▶ [What is required]: Every entry below should be transcribed exactly; pictures stay out of the copy.
• • • • •
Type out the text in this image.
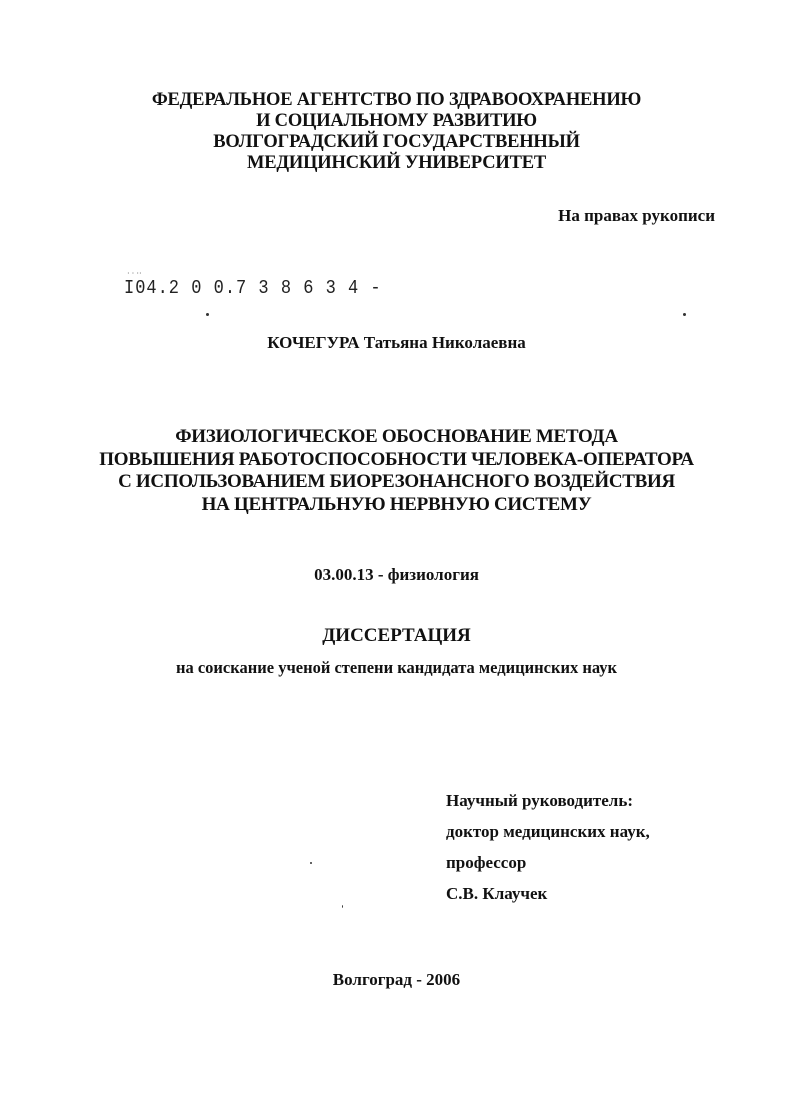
ФЕДЕРАЛЬНОЕ АГЕНТСТВО ПО ЗДРАВООХРАНЕНИЮ
И СОЦИАЛЬНОМУ РАЗВИТИЮ
ВОЛГОГРАДСКИЙ ГОСУДАРСТВЕННЫЙ
МЕДИЦИНСКИЙ УНИВЕРСИТЕТ
На правах рукописи
· · ··
I04.2 0 0.7 3 8 6 3 4 -
КОЧЕГУРА Татьяна Николаевна
ФИЗИОЛОГИЧЕСКОЕ ОБОСНОВАНИЕ МЕТОДА
ПОВЫШЕНИЯ РАБОТОСПОСОБНОСТИ ЧЕЛОВЕКА-ОПЕРАТОРА
С ИСПОЛЬЗОВАНИЕМ БИОРЕЗОНАНСНОГО ВОЗДЕЙСТВИЯ
НА ЦЕНТРАЛЬНУЮ НЕРВНУЮ СИСТЕМУ
03.00.13 - физиология
ДИССЕРТАЦИЯ
на соискание ученой степени кандидата медицинских наук
Научный руководитель:
доктор медицинских наук,
профессор
С.В. Клаучек
Волгоград - 2006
• • • • •
▶ [Solution below]:
Type out the text in this image.
ФЕДЕРАЛЬНОЕ АГЕНТСТВО ПО ЗДРАВООХРАНЕНИЮ
И СОЦИАЛЬНОМУ РАЗВИТИЮ
ВОЛГОГРАДСКИЙ ГОСУДАРСТВЕННЫЙ
МЕДИЦИНСКИЙ УНИВЕРСИТЕТ
На правах рукописи
· · ··
I04.2 0 0.7 3 8 6 3 4 -
КОЧЕГУРА Татьяна Николаевна
ФИЗИОЛОГИЧЕСКОЕ ОБОСНОВАНИЕ МЕТОДА
ПОВЫШЕНИЯ РАБОТОСПОСОБНОСТИ ЧЕЛОВЕКА-ОПЕРАТОРА
С ИСПОЛЬЗОВАНИЕМ БИОРЕЗОНАНСНОГО ВОЗДЕЙСТВИЯ
НА ЦЕНТРАЛЬНУЮ НЕРВНУЮ СИСТЕМУ
03.00.13 - физиология
ДИССЕРТАЦИЯ
на соискание ученой степени кандидата медицинских наук
Научный руководитель:
доктор медицинских наук,
профессор
С.В. Клаучек
Волгоград - 2006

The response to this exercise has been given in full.